Provided entries
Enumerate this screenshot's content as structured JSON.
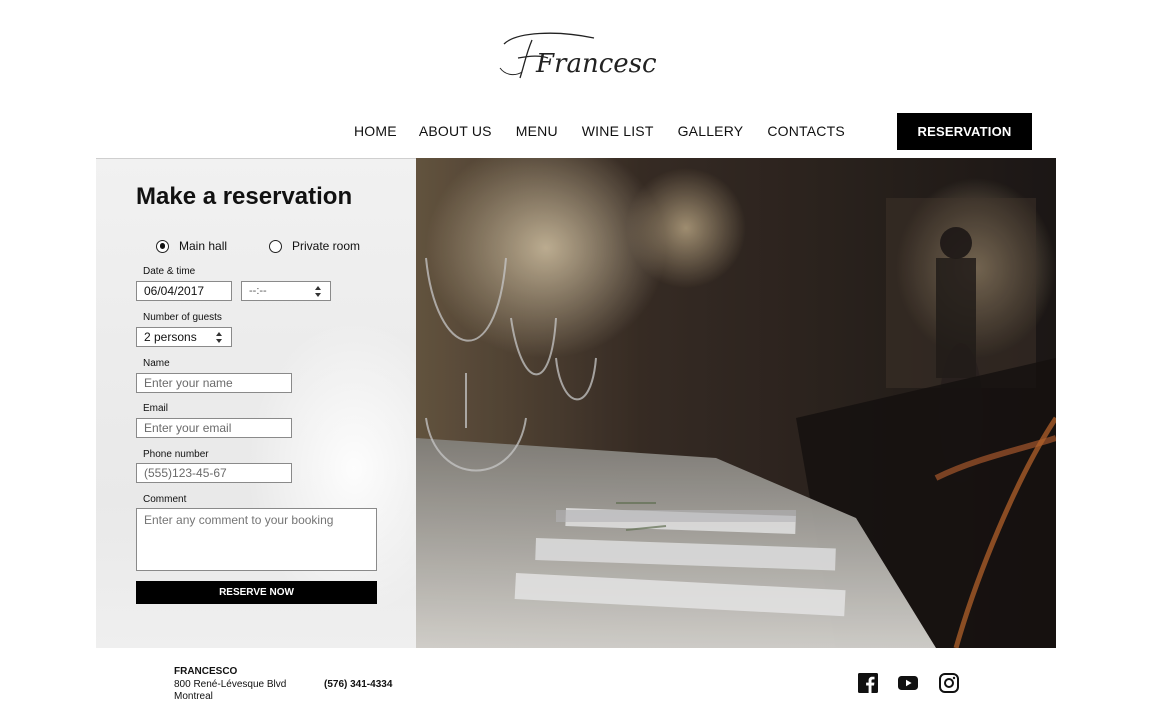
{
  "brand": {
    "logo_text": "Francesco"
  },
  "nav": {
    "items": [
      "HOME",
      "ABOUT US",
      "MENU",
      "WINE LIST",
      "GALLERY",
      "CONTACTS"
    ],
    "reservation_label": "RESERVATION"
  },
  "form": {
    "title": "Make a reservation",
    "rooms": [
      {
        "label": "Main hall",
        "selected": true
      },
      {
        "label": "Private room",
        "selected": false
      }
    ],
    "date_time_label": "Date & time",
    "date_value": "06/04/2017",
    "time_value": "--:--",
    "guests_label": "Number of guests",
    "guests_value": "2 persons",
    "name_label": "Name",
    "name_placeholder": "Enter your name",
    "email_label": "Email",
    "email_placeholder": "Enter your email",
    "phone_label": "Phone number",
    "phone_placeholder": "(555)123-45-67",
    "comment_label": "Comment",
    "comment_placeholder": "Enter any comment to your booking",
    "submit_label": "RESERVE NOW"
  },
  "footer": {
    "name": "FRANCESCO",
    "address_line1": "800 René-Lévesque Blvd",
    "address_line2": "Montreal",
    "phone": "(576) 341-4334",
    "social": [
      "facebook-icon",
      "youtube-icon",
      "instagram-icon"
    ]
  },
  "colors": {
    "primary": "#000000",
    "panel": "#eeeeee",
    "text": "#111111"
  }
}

---

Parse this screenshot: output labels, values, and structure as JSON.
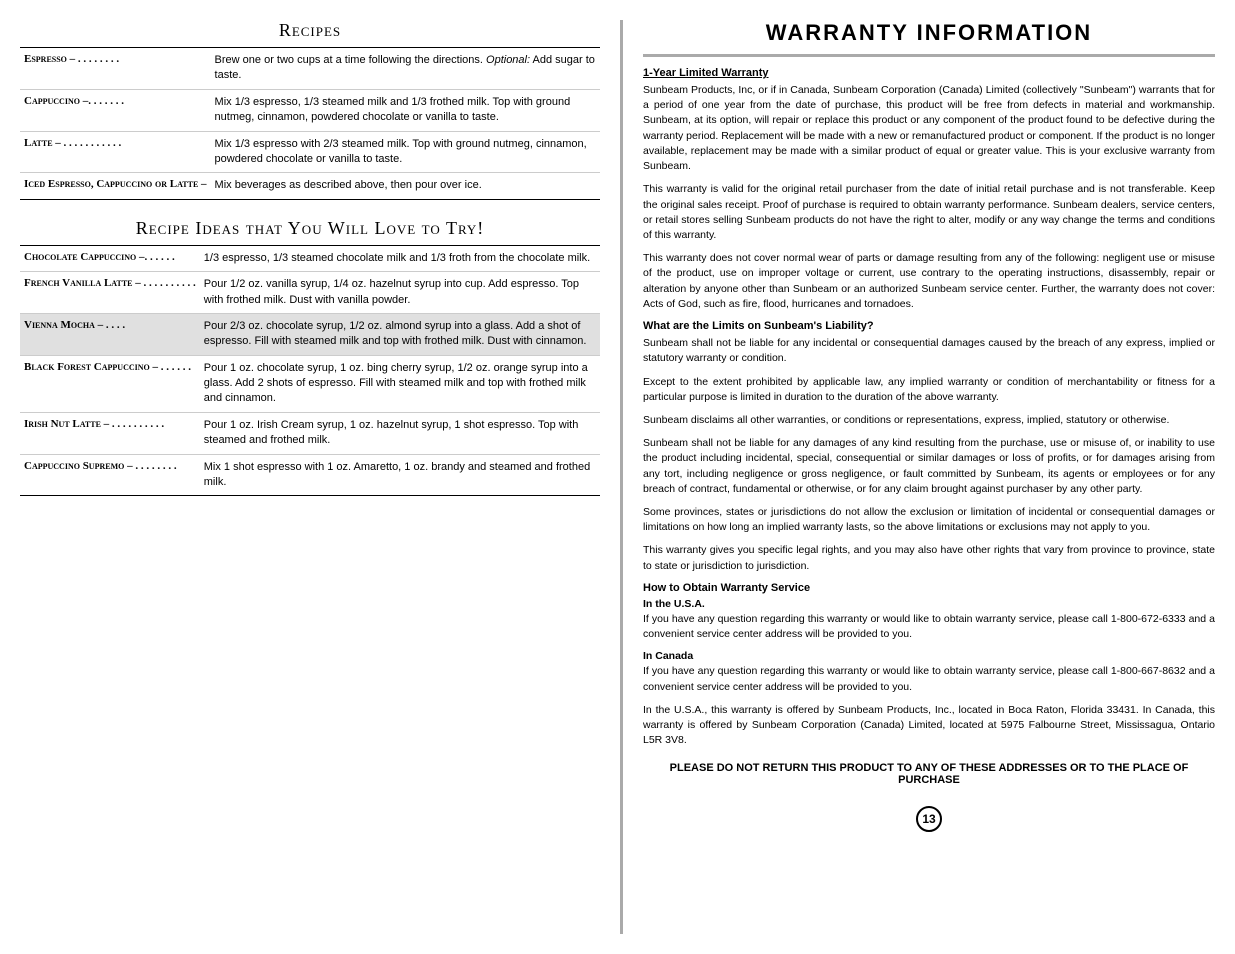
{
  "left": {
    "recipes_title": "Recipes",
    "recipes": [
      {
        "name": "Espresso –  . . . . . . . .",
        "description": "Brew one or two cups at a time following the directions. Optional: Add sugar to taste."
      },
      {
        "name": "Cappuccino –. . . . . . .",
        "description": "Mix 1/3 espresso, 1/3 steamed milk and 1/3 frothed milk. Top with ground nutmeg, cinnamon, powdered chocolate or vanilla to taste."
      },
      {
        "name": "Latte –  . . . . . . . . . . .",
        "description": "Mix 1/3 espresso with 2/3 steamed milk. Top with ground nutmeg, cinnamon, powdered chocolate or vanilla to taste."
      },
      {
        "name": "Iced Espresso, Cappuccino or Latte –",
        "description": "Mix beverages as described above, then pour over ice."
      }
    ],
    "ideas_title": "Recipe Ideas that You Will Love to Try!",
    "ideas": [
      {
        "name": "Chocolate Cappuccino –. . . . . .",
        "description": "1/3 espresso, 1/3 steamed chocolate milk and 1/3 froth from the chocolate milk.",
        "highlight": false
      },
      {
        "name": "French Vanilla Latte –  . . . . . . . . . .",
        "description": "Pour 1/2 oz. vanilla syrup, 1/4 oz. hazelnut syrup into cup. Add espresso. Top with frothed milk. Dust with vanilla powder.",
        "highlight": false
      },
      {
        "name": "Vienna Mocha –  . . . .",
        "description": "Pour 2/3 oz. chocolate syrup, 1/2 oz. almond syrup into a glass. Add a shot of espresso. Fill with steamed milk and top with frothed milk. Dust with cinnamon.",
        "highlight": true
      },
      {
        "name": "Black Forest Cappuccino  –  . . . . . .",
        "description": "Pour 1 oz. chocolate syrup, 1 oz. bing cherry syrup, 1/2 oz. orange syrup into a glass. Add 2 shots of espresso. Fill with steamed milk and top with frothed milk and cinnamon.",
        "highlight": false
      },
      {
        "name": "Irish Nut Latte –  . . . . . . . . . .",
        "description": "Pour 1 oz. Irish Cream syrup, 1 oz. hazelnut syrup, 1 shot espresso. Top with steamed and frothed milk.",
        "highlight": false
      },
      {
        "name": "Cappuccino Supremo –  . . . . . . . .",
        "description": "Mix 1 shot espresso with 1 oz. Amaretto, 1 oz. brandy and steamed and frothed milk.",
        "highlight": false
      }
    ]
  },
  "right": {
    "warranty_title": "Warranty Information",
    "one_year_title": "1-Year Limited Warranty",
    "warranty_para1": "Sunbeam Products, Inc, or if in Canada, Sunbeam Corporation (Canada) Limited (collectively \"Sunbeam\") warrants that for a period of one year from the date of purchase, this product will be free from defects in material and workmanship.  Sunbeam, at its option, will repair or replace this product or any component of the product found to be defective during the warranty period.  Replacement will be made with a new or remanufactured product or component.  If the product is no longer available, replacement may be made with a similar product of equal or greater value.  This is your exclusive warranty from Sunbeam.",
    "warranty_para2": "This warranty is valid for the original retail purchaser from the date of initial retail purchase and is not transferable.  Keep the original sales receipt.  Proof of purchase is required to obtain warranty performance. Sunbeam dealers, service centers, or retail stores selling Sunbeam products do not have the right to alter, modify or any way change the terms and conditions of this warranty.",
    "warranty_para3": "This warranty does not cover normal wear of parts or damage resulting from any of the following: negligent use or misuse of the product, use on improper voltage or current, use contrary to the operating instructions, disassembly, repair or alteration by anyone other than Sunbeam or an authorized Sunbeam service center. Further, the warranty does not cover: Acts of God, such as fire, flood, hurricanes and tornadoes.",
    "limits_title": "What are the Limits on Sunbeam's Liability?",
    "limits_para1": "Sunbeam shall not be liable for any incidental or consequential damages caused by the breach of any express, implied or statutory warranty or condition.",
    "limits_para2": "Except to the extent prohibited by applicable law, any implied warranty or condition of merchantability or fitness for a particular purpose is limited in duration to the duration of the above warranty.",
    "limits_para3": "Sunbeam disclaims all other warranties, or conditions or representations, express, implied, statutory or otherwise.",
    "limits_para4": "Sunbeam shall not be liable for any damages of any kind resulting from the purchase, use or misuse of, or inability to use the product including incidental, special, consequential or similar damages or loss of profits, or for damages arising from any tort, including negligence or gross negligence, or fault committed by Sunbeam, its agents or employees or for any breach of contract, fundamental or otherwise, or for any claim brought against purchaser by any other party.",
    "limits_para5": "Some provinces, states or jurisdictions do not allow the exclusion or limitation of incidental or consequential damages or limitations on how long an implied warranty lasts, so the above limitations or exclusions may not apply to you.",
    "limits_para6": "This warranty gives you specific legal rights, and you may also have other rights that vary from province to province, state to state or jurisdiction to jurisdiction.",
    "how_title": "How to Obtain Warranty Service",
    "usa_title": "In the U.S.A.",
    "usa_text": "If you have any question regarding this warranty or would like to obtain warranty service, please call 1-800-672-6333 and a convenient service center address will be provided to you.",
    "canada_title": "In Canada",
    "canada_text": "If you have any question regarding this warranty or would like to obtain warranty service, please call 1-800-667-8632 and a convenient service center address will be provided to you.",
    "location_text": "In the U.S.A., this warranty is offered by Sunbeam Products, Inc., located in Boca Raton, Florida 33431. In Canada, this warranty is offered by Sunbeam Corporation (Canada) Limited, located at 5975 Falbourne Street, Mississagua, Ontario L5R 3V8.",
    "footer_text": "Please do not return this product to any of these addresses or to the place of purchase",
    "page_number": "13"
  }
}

* * *

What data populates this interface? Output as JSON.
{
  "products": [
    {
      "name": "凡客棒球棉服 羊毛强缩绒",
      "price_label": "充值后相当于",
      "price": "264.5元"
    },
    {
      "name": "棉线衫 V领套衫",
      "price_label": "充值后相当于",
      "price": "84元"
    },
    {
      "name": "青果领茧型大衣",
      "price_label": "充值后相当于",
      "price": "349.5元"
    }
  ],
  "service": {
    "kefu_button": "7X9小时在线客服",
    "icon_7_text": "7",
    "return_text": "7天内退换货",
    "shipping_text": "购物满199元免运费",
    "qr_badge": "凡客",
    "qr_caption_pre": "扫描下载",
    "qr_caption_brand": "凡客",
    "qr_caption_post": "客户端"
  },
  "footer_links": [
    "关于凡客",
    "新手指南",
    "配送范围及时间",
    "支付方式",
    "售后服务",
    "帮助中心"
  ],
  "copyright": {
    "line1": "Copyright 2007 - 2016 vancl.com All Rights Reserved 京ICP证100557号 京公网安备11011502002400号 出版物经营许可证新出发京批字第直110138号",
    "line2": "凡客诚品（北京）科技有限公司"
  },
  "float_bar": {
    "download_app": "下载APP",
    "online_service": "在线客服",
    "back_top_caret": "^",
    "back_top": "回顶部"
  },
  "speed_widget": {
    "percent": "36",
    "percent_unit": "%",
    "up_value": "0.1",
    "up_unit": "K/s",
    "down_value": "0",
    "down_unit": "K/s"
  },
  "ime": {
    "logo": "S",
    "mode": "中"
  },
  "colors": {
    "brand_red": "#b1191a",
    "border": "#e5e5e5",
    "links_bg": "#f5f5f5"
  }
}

Task instructions
Gather and return every line that holds the string "Dust".

Exercise answer
        "description": "Pour 1/2 oz. vanilla syrup, 1/4 oz. hazelnut syrup into cup. Add espresso. Top with frothed milk. Dust with vanilla powder.",
        "description": "Pour 2/3 oz. chocolate syrup, 1/2 oz. almond syrup into a glass. Add a shot of espresso. Fill with steamed milk and top with frothed milk. Dust with cinnamon.",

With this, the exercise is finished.